Records contained in a dataset ::
##########
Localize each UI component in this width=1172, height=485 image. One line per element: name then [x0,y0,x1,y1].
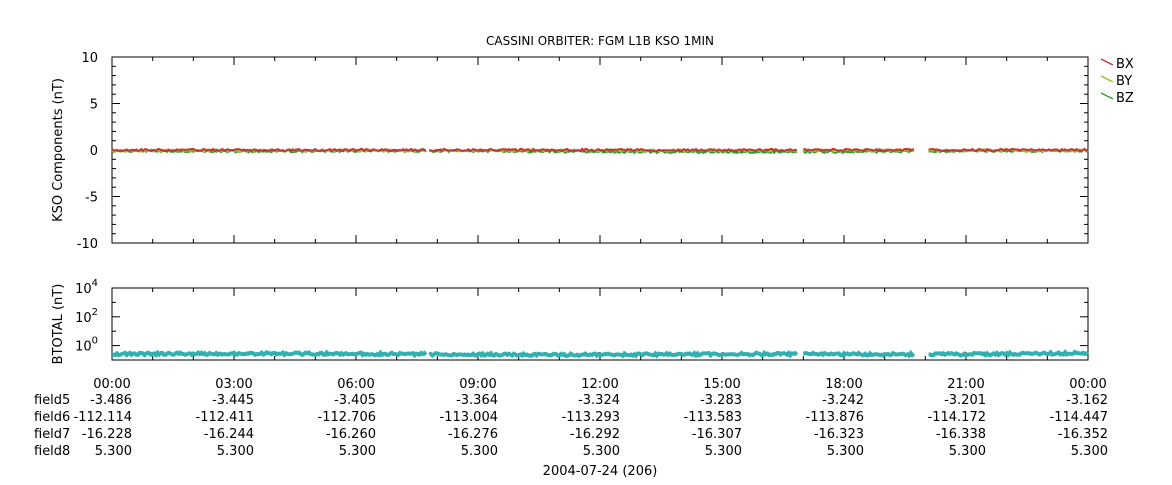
y-tick-base: 10 [75,340,92,355]
ephemeris-value: 5.300 [217,444,254,459]
x-tick-label: 00:00 [93,377,130,392]
ephemeris-value: 5.300 [339,444,376,459]
y-tick-label-log: 102 [75,307,98,326]
x-axis-tick-labels: 00:00 03:00 06:00 09:00 12:00 15:00 18:00 21:00… [93,377,1106,392]
panel2-frame [111,287,1089,361]
y-tick-base: 10 [75,282,92,297]
legend-swatch-by [1100,75,1114,83]
ephemeris-value: -16.352 [1058,427,1108,442]
legend-label-by: BY [1116,74,1132,89]
y-tick-label-log: 104 [75,278,98,297]
y-tick-label: 5 [90,98,98,113]
ephemeris-value: 5.300 [827,444,864,459]
y-tick-exponent: 4 [92,278,98,289]
ephemeris-value: -114.447 [1050,410,1108,425]
ephemeris-value: -3.486 [90,393,132,408]
ephemeris-value: -3.162 [1066,393,1108,408]
x-tick-label: 00:00 [1069,377,1106,392]
legend-swatch-bz [1100,92,1114,100]
series-line-bx [111,147,1089,153]
ephemeris-value: -113.876 [806,410,864,425]
y-tick-base: 10 [75,311,92,326]
ephemeris-value: -16.323 [814,427,864,442]
ephemeris-value: 5.300 [461,444,498,459]
ephemeris-value: 5.300 [583,444,620,459]
ephemeris-value: -112.706 [318,410,376,425]
date-label: 2004-07-24 (206) [543,464,658,479]
y-tick-label: 0 [90,144,98,159]
x-tick-label: 06:00 [337,377,374,392]
y-tick-exponent: 0 [92,336,98,347]
y-tick-exponent: 2 [92,307,98,318]
legend: BX BY BZ [1100,57,1134,106]
legend-label-bz: BZ [1116,91,1134,106]
ephemeris-value: -16.292 [570,427,620,442]
x-tick-label: 09:00 [459,377,496,392]
ephemeris-value: -3.283 [700,393,742,408]
ephemeris-value: -113.004 [440,410,498,425]
x-tick-label: 12:00 [581,377,618,392]
x-tick-label: 03:00 [215,377,252,392]
ephemeris-value: -112.411 [196,410,254,425]
kso-components-panel: 10 5 0 -5 -10 KSO Components (nT) [51,51,1089,252]
ephemeris-row-label: field7 [34,427,70,442]
ephemeris-value: -3.364 [456,393,498,408]
chart-title: CASSINI ORBITER: FGM L1B KSO 1MIN [486,34,714,48]
x-tick-label: 21:00 [947,377,984,392]
y-tick-label: -10 [77,237,98,252]
ephemeris-value: 5.300 [949,444,986,459]
ephemeris-value: -3.242 [822,393,864,408]
ephemeris-value: -3.445 [212,393,254,408]
ephemeris-value: -113.293 [562,410,620,425]
ephemeris-value: 5.300 [95,444,132,459]
ephemeris-value: -113.583 [684,410,742,425]
ephemeris-value: -16.338 [936,427,986,442]
series-line-btotal [111,349,1089,359]
x-tick-label: 18:00 [825,377,862,392]
ephemeris-value: -3.405 [334,393,376,408]
ephemeris-value: 5.300 [1071,444,1108,459]
ephemeris-row-label: field5 [34,393,70,408]
ephemeris-value: 5.300 [705,444,742,459]
ephemeris-value: -16.307 [692,427,742,442]
ephemeris-value: -3.201 [944,393,986,408]
ephemeris-row-label: field6 [34,410,70,425]
ephemeris-table: field5 -3.486 -3.445 -3.405 -3.364 -3.324 -3.2… [34,393,1108,459]
legend-swatch-bx [1100,58,1114,66]
y-axis-label-kso: KSO Components (nT) [51,78,66,222]
ephemeris-value: -114.172 [928,410,986,425]
y-tick-label-log: 100 [75,336,98,355]
ephemeris-row-label: field8 [34,444,70,459]
y-tick-label: 10 [81,51,98,66]
legend-label-bx: BX [1116,57,1134,72]
ephemeris-value: -16.276 [448,427,498,442]
y-tick-label: -5 [85,191,98,206]
ephemeris-value: -16.260 [326,427,376,442]
ephemeris-value: -16.244 [204,427,254,442]
x-tick-label: 15:00 [703,377,740,392]
ephemeris-value: -3.324 [578,393,620,408]
y-axis-label-btotal: BTOTAL (nT) [51,284,66,365]
ephemeris-value: -16.228 [82,427,132,442]
ephemeris-value: -112.114 [74,410,132,425]
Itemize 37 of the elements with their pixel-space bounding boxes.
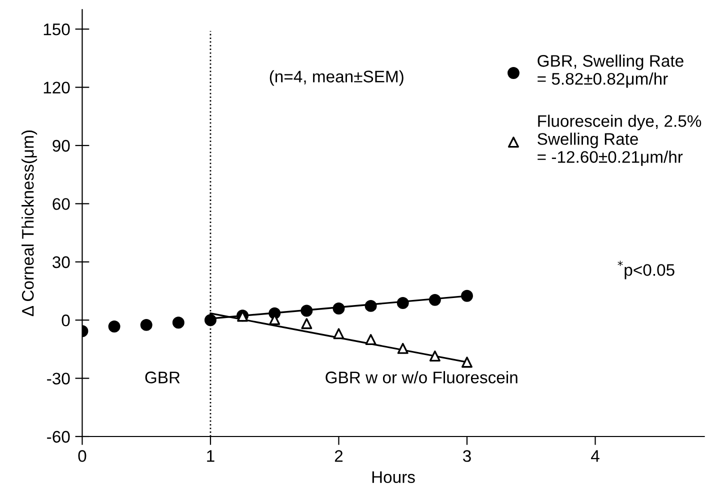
point [397,342,408,354]
point [461,290,473,302]
legend-label: GBR, Swelling Rate = 5.82±0.82μm/hr [538,54,684,88]
y-tick-label: -30 [47,372,70,385]
point [204,314,216,326]
x-tick-label: 1 [207,450,214,462]
point [333,328,344,340]
x-axis-title: Hours [372,471,415,484]
x-tick-label: 0 [78,450,86,462]
point [428,294,441,306]
y-tick-label: 60 [52,198,70,210]
y-tick-label: 30 [52,256,70,268]
x-tick-label: 3 [463,450,471,462]
x-tick-label: 2 [334,450,343,462]
legend-label: Fluorescein dye, 2.5% Swelling Rate = -12.60±0.21μm/hr [538,114,702,166]
annotation: GBR [145,372,180,384]
y-axis-title: Δ Corneal Thickness(μm) [22,130,38,316]
point [365,334,376,345]
point [301,318,312,330]
y-tick-label: 90 [52,140,70,152]
y-tick-label: 150 [44,24,70,36]
y-tick-label: 120 [44,82,70,94]
point [462,356,472,368]
point [172,316,184,329]
point [332,302,345,314]
x-tick-label: 4 [591,450,600,462]
annotation: (n=4, mean±SEM) [270,70,404,86]
point [396,297,409,310]
annotation: $^{*}$p<0.05 [618,260,674,280]
point [300,304,313,317]
point [140,318,152,331]
y-tick-label: 0 [62,314,70,326]
point [364,300,377,312]
annotation: GBR w or w/o Fluorescein [326,371,518,384]
y-tick-label: -60 [47,430,70,443]
point [429,350,440,362]
point [108,320,120,332]
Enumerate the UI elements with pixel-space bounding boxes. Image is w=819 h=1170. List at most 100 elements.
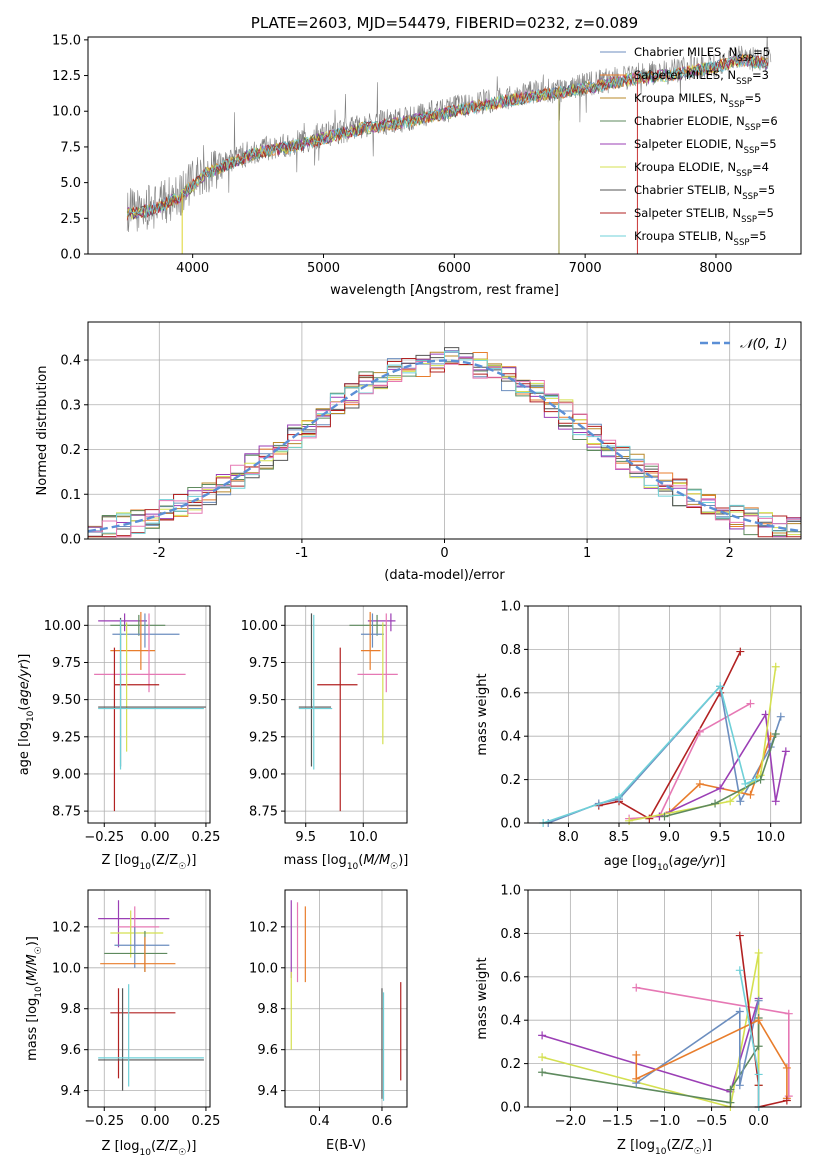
y-tick-label: 10.00 xyxy=(241,619,278,634)
axes-frame xyxy=(284,605,408,824)
y-tick-label: 1.0 xyxy=(500,884,521,899)
label-part: 10 xyxy=(657,863,669,873)
x-tick-label: 9.5 xyxy=(295,830,316,845)
errorbar xyxy=(98,619,204,770)
y-tick-label: 0.2 xyxy=(500,773,521,788)
errorbar xyxy=(298,613,332,767)
label-part: ☉ xyxy=(694,1147,702,1157)
chart-title: PLATE=2603, MJD=54479, FIBERID=0232, z=0… xyxy=(251,14,638,32)
y-tick-label: 0.3 xyxy=(60,398,81,413)
x-tick-label: 6000 xyxy=(438,261,471,276)
label-part: ( xyxy=(358,853,363,868)
legend-label: Kroupa STELIB, NSSP=5 xyxy=(634,229,766,248)
legend-name: Chabrier ELODIE, N xyxy=(634,114,745,128)
y-tick-label: 9.8 xyxy=(257,1002,278,1017)
histogram-area xyxy=(88,347,801,538)
legend-sub: SSP xyxy=(736,77,752,87)
legend-sub: SSP xyxy=(737,54,753,64)
legend-label: Kroupa ELODIE, NSSP=4 xyxy=(634,160,769,179)
x-tick-label: -2 xyxy=(153,546,166,561)
y-tick-label: 15.0 xyxy=(52,33,81,48)
y-tick-label: 9.75 xyxy=(249,656,278,671)
x-tick-label: 8.0 xyxy=(558,830,579,845)
weight-line xyxy=(635,1000,760,1086)
weight-point xyxy=(754,1070,763,1079)
y-tick-label: 0.2 xyxy=(60,443,81,458)
histogram-step xyxy=(88,357,801,538)
errorbar xyxy=(114,926,170,968)
legend-name: Chabrier STELIB, N xyxy=(634,183,742,197)
label-part: 10 xyxy=(139,862,151,872)
label-part: age/yr xyxy=(673,854,716,869)
x-axis-label: (data-model)/error xyxy=(384,568,505,583)
x-tick-label: 1 xyxy=(583,546,591,561)
y-axis-label: Normed distribution xyxy=(35,366,50,496)
x-tick-label: −0.5 xyxy=(696,1114,728,1129)
legend-label: Kroupa MILES, NSSP=5 xyxy=(634,91,761,110)
legend-name: Salpeter MILES, N xyxy=(634,68,736,82)
y-tick-label: 9.4 xyxy=(60,1084,81,1099)
label-part: mass [log xyxy=(284,853,347,868)
y-tick-label: 9.50 xyxy=(52,693,81,708)
legend-suffix: =5 xyxy=(758,183,775,197)
errorbar xyxy=(317,647,358,812)
weight-line xyxy=(664,733,777,818)
x-tick-label: 8.5 xyxy=(609,830,630,845)
legend-label: Salpeter ELODIE, NSSP=5 xyxy=(634,137,777,156)
x-axis-label: E(B-V) xyxy=(326,1138,366,1153)
label-part: ( xyxy=(25,981,40,986)
weight-point xyxy=(538,1031,547,1040)
x-tick-label: −1.0 xyxy=(649,1114,681,1129)
weight-point xyxy=(695,779,704,788)
weight-point xyxy=(538,1053,547,1062)
y-tick-label: 0.8 xyxy=(500,643,521,658)
errorbar xyxy=(110,614,166,636)
label-part: 10 xyxy=(655,1147,667,1157)
errorbar xyxy=(360,613,384,648)
y-tick-label: 0.4 xyxy=(500,1014,521,1029)
weight-line xyxy=(628,666,777,822)
y-tick-label: 0.0 xyxy=(500,1101,521,1116)
legend-label: Chabrier ELODIE, NSSP=6 xyxy=(634,114,778,133)
y-tick-label: 0.6 xyxy=(500,970,521,985)
spectrum-axes: 4000 5000 6000 7000 8000 0.0 2.5 5.0 7.5 10.0 12.5… xyxy=(52,14,802,298)
x-axis-label: Z [log10(Z/Z☉)] xyxy=(617,1138,712,1157)
label-part: ( xyxy=(668,854,673,869)
errorbar xyxy=(349,614,387,636)
y-tick-label: 0.4 xyxy=(500,730,521,745)
mass-vs-Z-axes: −0.25 0.00 0.259.49.69.810.010.2Z [log10(Z… xyxy=(25,889,220,1158)
weight-point xyxy=(754,948,763,957)
label-part: M/M xyxy=(25,954,40,981)
x-tick-label: 0.6 xyxy=(372,1114,393,1129)
legend-name: Chabrier MILES, N xyxy=(634,45,737,59)
label-part: Z [log xyxy=(102,1139,140,1154)
x-tick-label: 8000 xyxy=(699,261,732,276)
y-tick-label: 10.0 xyxy=(52,105,81,120)
legend-suffix: =3 xyxy=(752,68,769,82)
weight-line xyxy=(541,952,760,1108)
legend-label: Chabrier MILES, NSSP=5 xyxy=(634,45,770,64)
weight-point xyxy=(736,797,745,806)
legend-sub: SSP xyxy=(729,100,745,110)
x-tick-label: 0.00 xyxy=(141,830,170,845)
y-tick-label: 10.2 xyxy=(249,920,278,935)
weight-series xyxy=(538,931,793,1111)
errorbar xyxy=(110,611,156,670)
y-axis-label: mass [log10(M/M☉)] xyxy=(25,936,44,1061)
y-tick-label: 9.8 xyxy=(60,1002,81,1017)
legend-label: Salpeter MILES, NSSP=3 xyxy=(634,68,769,87)
legend-suffix: =5 xyxy=(757,206,774,220)
y-tick-label: 1.0 xyxy=(500,600,521,615)
y-tick-label: 8.75 xyxy=(52,805,81,820)
y-tick-label: 0.6 xyxy=(500,686,521,701)
axes-frame xyxy=(527,889,802,1108)
x-tick-label: 10.0 xyxy=(349,830,378,845)
y-tick-label: 10.0 xyxy=(52,961,81,976)
x-axis-label: age [log10(age/yr)] xyxy=(604,854,726,873)
legend-name: Kroupa ELODIE, N xyxy=(634,160,736,174)
legend-sub: SSP xyxy=(744,146,760,156)
weight-point xyxy=(781,747,790,756)
errorbar xyxy=(98,984,204,1087)
axes-frame xyxy=(87,889,211,1108)
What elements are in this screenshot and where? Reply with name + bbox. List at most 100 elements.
##########
TASK DESCRIPTION ::
Switch "errorbar" to "error_bar" in the items from the line with "y-tick-label: 10.00 xyxy=(241,619,278,634)" up to and including the line with "legend-sub: SSP xyxy=(737,54,753,64)", changing nothing else. Return only those lines.

TASK ANSWER ::
y-tick-label: 10.00 xyxy=(241,619,278,634)
axes-frame xyxy=(284,605,408,824)
y-tick-label: 1.0 xyxy=(500,884,521,899)
label-part: 10 xyxy=(657,863,669,873)
x-tick-label: 9.5 xyxy=(295,830,316,845)
error_bar xyxy=(98,619,204,770)
y-tick-label: 0.2 xyxy=(500,773,521,788)
error_bar xyxy=(298,613,332,767)
label-part: ☉ xyxy=(694,1147,702,1157)
chart-title: PLATE=2603, MJD=54479, FIBERID=0232, z=0… xyxy=(251,14,638,32)
y-tick-label: 0.3 xyxy=(60,398,81,413)
x-tick-label: 6000 xyxy=(438,261,471,276)
label-part: ( xyxy=(358,853,363,868)
legend-label: Kroupa STELIB, NSSP=5 xyxy=(634,229,766,248)
legend-name: Chabrier ELODIE, N xyxy=(634,114,745,128)
y-tick-label: 9.8 xyxy=(257,1002,278,1017)
histogram-area xyxy=(88,347,801,538)
legend-sub: SSP xyxy=(736,77,752,87)
legend-sub: SSP xyxy=(737,54,753,64)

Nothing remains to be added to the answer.